**GIVEN DATA:**

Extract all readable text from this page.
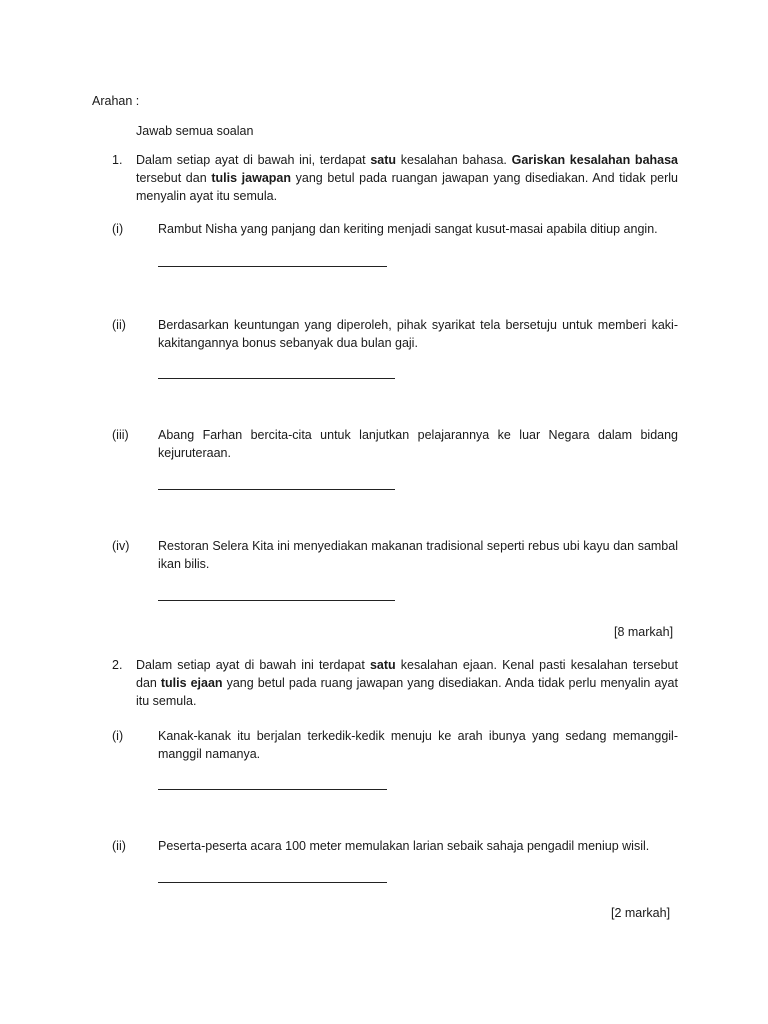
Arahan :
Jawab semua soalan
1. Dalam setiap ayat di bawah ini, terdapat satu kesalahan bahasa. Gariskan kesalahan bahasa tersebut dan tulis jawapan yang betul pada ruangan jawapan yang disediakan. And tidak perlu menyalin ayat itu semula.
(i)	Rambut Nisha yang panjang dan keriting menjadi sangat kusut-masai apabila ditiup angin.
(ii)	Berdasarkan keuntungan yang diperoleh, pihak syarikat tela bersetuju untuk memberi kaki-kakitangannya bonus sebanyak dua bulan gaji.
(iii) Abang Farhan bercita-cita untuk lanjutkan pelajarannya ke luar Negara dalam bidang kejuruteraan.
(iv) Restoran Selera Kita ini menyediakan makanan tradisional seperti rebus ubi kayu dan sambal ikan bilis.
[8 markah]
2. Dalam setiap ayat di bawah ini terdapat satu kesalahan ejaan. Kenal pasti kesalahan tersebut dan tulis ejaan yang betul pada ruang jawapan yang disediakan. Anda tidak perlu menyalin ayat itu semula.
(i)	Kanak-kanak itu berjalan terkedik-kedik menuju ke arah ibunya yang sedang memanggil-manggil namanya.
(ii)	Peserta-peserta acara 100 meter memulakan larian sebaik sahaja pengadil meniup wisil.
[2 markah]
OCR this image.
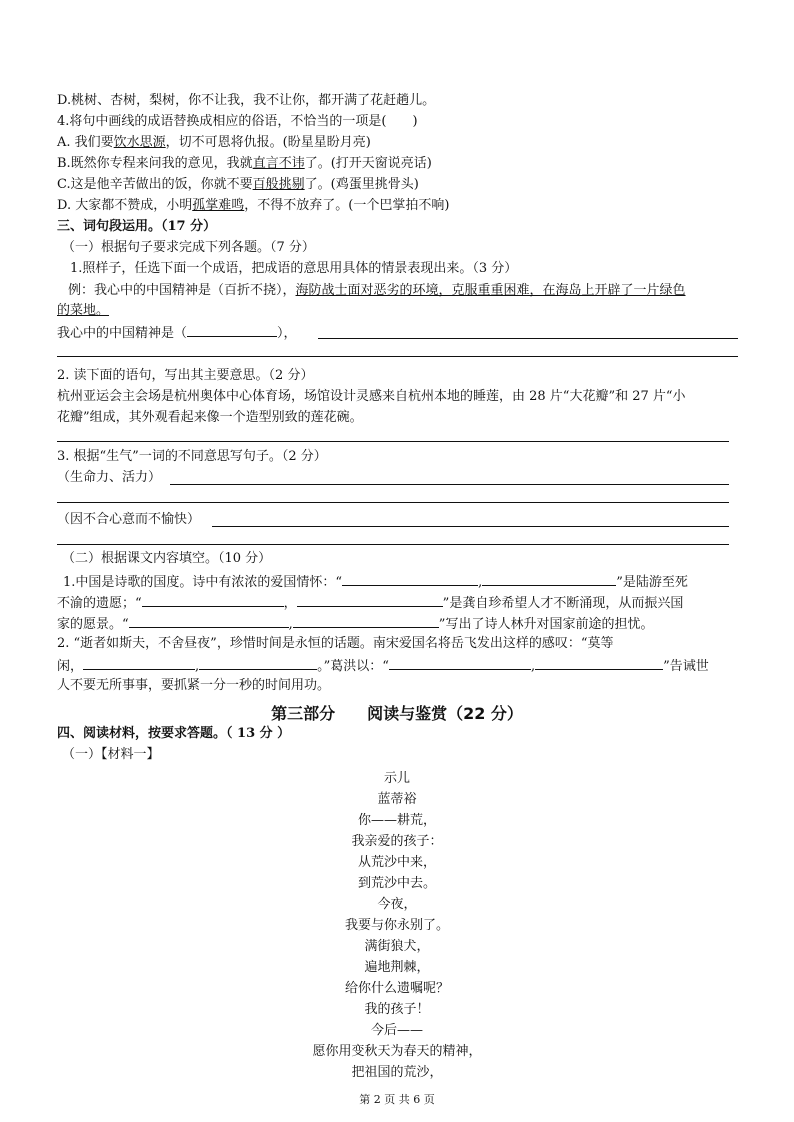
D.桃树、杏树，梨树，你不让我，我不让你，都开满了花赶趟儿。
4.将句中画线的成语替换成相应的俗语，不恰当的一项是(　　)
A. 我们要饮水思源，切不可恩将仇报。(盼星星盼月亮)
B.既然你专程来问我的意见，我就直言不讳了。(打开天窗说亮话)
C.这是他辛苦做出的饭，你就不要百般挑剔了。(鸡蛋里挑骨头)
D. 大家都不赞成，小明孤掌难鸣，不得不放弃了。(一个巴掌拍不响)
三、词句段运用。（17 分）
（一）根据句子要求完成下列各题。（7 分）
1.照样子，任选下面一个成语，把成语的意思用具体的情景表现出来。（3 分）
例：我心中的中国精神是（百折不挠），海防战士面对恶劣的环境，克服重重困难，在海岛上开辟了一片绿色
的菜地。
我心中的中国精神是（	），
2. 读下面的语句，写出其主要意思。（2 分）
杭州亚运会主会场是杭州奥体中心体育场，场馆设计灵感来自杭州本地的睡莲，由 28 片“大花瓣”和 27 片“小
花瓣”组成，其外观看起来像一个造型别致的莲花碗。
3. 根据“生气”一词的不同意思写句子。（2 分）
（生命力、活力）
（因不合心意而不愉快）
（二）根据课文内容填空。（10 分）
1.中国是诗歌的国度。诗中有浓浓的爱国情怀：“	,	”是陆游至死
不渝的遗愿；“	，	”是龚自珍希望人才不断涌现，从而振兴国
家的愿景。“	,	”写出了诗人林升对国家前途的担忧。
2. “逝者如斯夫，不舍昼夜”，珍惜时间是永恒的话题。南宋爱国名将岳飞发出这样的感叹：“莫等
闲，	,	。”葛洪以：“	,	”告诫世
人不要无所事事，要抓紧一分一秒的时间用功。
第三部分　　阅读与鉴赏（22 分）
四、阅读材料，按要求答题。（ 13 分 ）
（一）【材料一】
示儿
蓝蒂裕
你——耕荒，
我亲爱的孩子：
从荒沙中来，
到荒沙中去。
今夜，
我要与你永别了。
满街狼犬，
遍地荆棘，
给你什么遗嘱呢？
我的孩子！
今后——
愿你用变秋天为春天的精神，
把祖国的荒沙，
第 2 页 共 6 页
...
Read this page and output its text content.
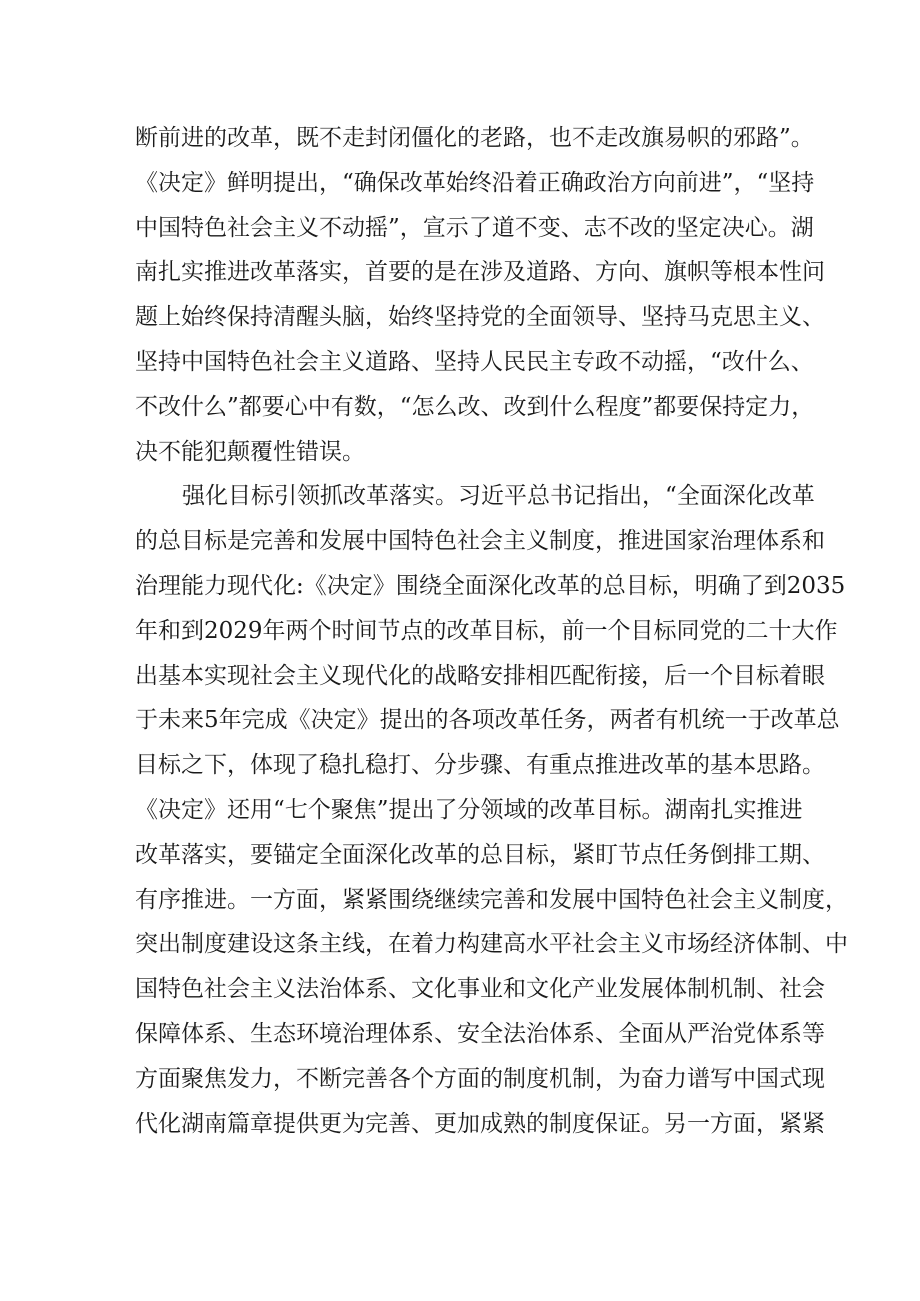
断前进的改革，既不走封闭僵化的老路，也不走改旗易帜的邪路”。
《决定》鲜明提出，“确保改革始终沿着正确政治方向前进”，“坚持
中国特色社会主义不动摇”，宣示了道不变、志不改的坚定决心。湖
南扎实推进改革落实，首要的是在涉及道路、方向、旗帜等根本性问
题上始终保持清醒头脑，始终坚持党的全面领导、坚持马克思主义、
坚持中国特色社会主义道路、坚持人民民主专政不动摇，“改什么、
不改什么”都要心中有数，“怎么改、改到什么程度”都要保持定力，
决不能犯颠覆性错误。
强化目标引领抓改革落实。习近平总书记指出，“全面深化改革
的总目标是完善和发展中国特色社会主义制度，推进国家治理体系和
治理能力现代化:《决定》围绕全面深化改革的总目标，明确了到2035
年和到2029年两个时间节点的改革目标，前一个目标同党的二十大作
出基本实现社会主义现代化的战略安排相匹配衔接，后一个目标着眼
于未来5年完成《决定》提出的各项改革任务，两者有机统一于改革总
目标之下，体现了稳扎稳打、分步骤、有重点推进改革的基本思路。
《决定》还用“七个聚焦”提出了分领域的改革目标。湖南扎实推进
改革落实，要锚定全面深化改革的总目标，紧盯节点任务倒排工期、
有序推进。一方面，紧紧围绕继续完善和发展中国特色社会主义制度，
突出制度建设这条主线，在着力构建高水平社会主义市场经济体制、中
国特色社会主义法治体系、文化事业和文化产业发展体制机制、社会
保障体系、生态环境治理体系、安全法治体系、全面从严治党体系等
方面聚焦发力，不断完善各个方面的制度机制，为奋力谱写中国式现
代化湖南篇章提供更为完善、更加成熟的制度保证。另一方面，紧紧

**THE EXERCISE:** Report how many lines of the entries hold the string "ayat". Provide the number alone.

**OUTPUT:** 2